SET EXERCISE> Copy the listing again from the line containing "List every element" down through the line containing "bar-male — [432, 230, 461, 243]", swapping "bar-female" for "column-female" and keeping everything else the same.

MATERIAL FOR THIS EXERCISE>
***

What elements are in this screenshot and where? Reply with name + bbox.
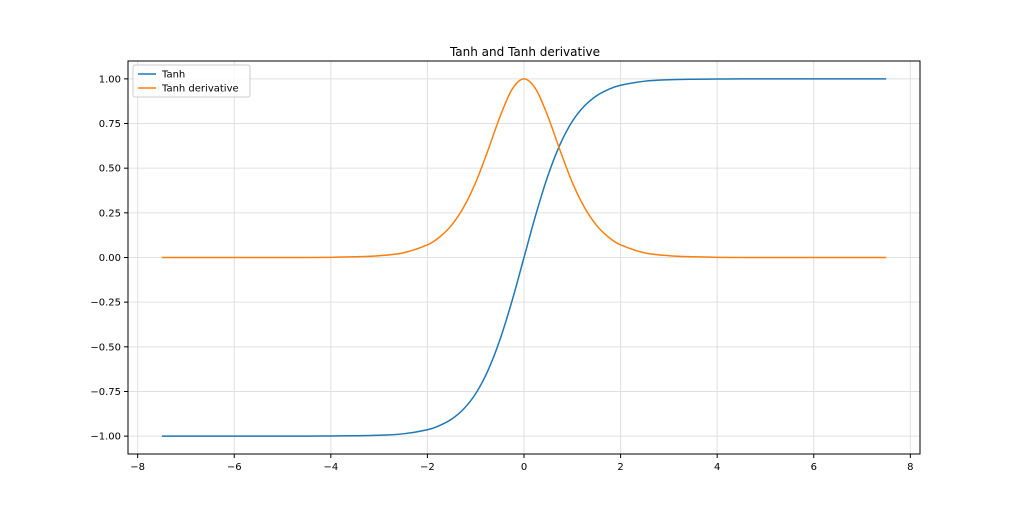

***

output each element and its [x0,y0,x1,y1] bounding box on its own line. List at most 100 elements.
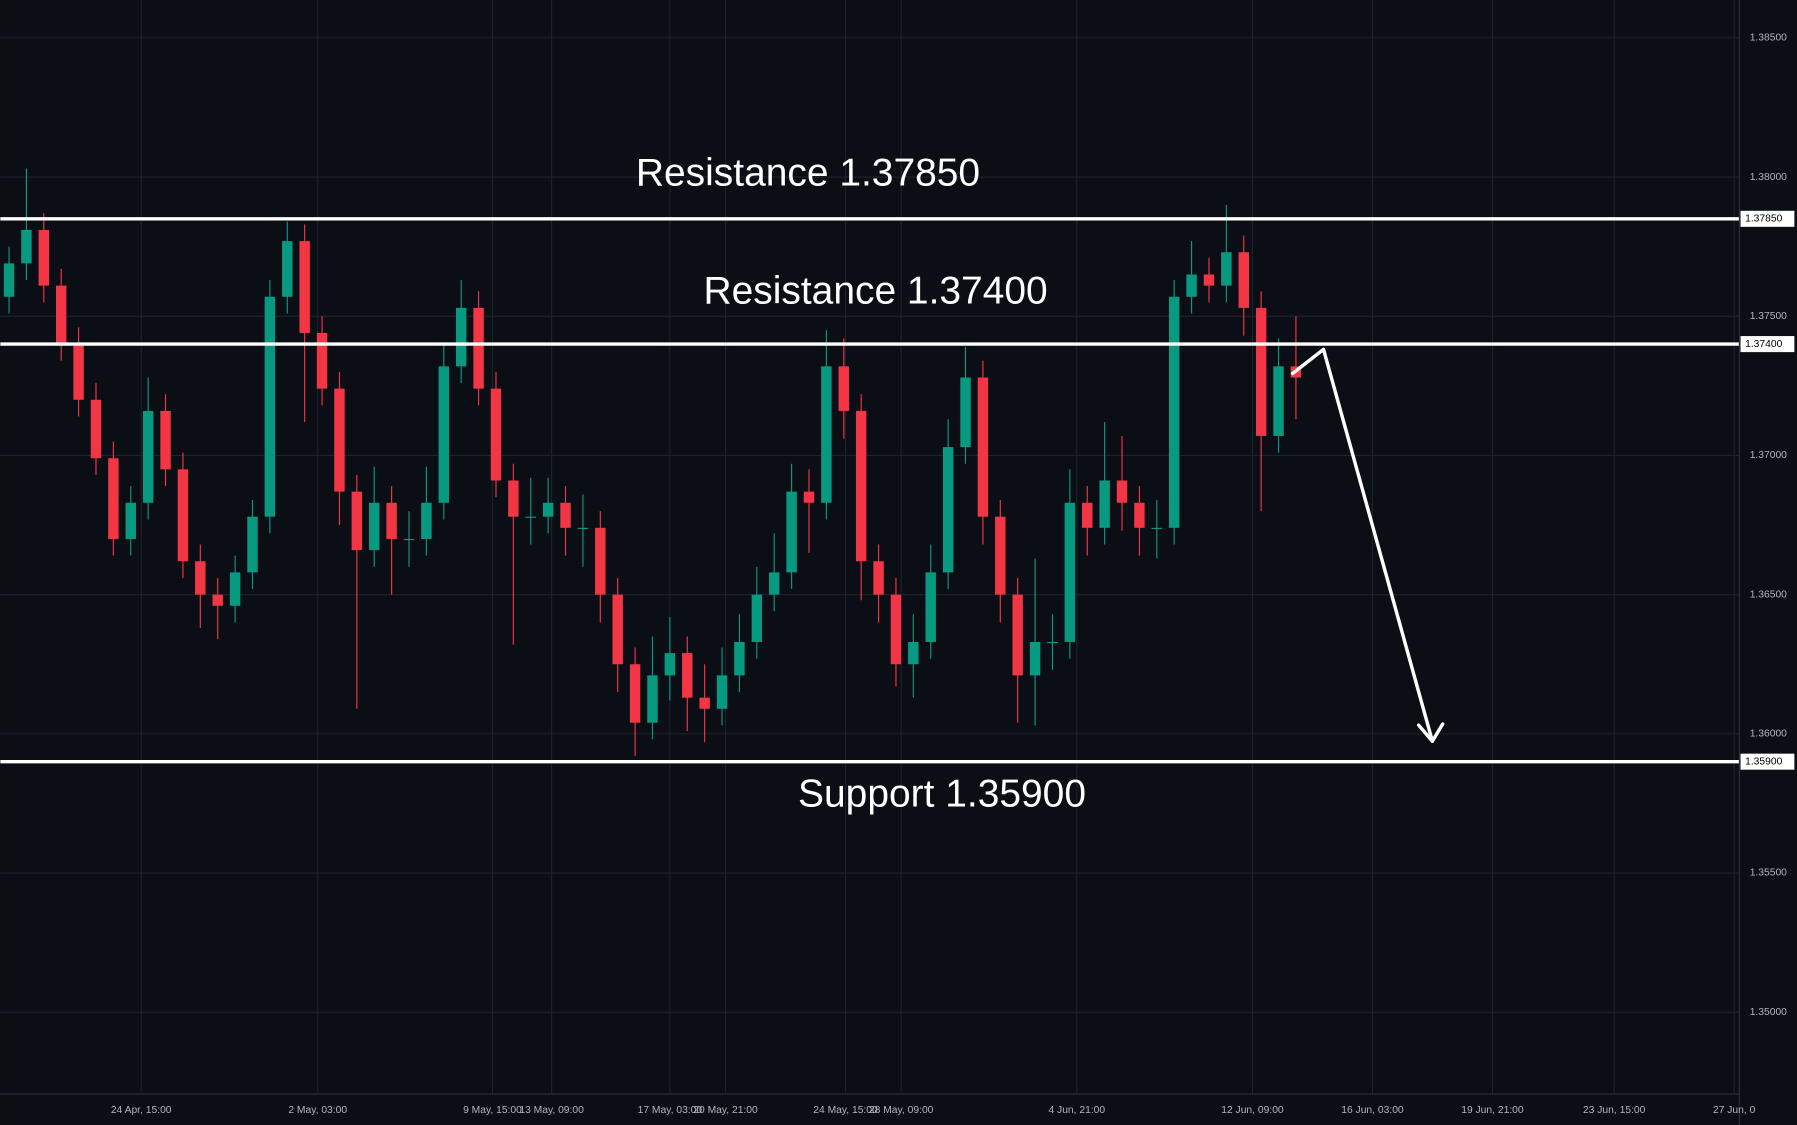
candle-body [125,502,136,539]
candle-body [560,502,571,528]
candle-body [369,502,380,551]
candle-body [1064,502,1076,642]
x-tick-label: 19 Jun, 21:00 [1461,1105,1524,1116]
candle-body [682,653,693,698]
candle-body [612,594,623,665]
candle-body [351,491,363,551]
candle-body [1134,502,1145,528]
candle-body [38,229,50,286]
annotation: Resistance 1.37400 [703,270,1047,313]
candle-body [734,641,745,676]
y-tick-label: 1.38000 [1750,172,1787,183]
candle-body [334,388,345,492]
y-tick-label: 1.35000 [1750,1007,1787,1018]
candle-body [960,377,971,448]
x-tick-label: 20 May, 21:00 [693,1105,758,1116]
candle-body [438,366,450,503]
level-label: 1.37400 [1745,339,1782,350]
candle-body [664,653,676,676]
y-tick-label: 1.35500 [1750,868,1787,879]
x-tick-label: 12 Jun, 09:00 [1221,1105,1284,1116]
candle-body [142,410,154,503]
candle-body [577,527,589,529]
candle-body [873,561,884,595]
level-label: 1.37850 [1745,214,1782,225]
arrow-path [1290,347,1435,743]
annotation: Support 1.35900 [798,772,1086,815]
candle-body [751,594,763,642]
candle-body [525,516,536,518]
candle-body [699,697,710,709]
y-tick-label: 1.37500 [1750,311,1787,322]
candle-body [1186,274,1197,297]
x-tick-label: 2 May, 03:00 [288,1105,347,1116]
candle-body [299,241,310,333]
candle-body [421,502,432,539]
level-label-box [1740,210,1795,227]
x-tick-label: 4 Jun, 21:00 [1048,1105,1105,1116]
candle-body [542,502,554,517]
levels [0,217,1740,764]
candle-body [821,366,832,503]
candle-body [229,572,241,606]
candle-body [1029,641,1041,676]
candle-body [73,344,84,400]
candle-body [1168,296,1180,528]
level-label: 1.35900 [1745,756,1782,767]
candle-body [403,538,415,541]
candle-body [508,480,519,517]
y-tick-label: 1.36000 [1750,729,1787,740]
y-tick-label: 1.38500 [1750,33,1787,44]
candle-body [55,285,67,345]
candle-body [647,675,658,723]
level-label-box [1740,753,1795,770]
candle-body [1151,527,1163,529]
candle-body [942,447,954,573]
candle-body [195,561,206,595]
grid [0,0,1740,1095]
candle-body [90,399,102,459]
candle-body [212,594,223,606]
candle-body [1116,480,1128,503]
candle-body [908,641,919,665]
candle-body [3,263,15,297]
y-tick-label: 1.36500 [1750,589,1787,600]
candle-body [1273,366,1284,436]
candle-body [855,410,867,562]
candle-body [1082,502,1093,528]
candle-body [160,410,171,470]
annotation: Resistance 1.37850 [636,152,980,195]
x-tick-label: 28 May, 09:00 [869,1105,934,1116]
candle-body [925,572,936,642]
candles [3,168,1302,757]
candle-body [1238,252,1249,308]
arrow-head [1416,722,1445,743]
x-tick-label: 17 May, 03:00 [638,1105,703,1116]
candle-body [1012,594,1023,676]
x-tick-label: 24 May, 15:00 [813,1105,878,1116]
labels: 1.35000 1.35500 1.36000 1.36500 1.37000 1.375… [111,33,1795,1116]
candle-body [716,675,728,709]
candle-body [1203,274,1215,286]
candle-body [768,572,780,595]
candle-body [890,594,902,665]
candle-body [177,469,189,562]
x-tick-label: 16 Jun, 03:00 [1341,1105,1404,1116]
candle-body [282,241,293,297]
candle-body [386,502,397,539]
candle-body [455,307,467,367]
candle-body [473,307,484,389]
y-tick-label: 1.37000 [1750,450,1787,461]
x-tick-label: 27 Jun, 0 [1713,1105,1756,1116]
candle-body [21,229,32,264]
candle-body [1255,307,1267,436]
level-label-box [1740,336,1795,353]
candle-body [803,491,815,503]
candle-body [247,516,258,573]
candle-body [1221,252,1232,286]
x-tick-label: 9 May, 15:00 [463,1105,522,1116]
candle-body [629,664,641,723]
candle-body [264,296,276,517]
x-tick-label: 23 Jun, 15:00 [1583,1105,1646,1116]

***

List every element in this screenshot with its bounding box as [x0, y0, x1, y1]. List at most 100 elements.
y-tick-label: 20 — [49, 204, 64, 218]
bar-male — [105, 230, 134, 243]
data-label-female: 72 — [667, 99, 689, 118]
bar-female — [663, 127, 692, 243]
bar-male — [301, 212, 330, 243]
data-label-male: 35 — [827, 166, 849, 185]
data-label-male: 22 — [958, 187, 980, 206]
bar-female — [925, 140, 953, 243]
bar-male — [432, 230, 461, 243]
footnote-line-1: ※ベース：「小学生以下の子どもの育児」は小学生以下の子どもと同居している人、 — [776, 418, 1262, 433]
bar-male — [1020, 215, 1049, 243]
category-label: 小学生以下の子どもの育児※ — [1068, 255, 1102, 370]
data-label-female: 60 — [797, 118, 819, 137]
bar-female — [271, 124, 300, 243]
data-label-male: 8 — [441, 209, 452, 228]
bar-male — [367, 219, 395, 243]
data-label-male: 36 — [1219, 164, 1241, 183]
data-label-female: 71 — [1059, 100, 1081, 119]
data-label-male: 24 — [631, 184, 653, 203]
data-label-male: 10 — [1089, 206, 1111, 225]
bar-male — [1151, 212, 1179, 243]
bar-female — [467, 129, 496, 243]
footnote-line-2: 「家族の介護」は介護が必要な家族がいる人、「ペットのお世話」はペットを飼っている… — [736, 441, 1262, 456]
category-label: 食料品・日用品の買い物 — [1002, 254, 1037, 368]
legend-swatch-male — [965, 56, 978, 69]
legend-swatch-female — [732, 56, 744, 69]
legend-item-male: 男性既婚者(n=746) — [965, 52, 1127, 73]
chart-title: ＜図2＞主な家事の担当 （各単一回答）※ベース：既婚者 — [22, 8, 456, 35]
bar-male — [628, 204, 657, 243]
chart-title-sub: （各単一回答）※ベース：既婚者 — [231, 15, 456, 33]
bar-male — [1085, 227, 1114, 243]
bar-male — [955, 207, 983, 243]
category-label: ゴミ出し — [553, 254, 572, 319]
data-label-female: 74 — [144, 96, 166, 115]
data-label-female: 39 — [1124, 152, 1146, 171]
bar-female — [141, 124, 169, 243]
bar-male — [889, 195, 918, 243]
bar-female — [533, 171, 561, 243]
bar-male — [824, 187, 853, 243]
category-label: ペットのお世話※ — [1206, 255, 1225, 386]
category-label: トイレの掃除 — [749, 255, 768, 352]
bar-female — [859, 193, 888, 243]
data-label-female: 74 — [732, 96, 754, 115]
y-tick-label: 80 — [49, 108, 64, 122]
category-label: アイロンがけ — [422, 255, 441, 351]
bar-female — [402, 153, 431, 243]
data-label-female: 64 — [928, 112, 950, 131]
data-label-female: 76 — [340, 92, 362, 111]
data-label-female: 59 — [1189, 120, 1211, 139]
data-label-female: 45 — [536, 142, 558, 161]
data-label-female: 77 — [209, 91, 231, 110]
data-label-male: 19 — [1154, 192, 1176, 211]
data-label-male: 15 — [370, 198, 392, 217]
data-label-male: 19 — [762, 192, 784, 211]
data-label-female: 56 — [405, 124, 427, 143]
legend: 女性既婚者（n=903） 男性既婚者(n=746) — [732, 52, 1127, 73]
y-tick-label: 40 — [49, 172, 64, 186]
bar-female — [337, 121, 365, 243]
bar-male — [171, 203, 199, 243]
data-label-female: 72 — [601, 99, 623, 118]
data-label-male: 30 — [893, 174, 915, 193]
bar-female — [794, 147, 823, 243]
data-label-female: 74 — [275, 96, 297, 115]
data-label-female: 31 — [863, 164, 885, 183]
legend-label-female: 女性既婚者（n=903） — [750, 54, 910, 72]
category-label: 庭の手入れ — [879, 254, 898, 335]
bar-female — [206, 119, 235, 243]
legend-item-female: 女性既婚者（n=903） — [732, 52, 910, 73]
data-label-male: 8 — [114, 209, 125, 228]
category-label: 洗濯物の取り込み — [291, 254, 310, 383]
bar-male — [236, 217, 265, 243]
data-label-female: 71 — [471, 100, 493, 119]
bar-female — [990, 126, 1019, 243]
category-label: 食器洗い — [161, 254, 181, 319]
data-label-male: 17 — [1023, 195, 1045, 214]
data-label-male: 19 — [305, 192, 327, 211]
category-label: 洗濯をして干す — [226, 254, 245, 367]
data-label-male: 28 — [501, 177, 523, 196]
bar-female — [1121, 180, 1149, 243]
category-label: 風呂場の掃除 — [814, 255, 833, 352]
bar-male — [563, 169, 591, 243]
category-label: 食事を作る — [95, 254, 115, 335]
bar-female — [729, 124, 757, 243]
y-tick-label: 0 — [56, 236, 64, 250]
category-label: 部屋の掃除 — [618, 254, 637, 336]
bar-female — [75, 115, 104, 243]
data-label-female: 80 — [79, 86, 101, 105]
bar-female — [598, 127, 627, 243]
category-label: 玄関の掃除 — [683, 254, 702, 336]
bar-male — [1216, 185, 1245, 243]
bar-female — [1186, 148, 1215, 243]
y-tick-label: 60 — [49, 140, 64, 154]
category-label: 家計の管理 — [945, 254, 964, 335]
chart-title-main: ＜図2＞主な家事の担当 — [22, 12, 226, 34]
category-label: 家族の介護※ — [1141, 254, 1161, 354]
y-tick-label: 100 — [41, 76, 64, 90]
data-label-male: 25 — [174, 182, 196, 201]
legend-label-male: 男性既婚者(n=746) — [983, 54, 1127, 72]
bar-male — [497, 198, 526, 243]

***

EXPECTED OUTPUT>
List every element in this screenshot with its bounding box as [x0, y0, x1, y1]. List at most 100 elements.
y-tick-label: 20 — [49, 204, 64, 218]
bar-male — [105, 230, 134, 243]
data-label-female: 72 — [667, 99, 689, 118]
column-female — [663, 127, 692, 243]
bar-male — [301, 212, 330, 243]
data-label-male: 35 — [827, 166, 849, 185]
data-label-male: 22 — [958, 187, 980, 206]
column-female — [925, 140, 953, 243]
bar-male — [432, 230, 461, 243]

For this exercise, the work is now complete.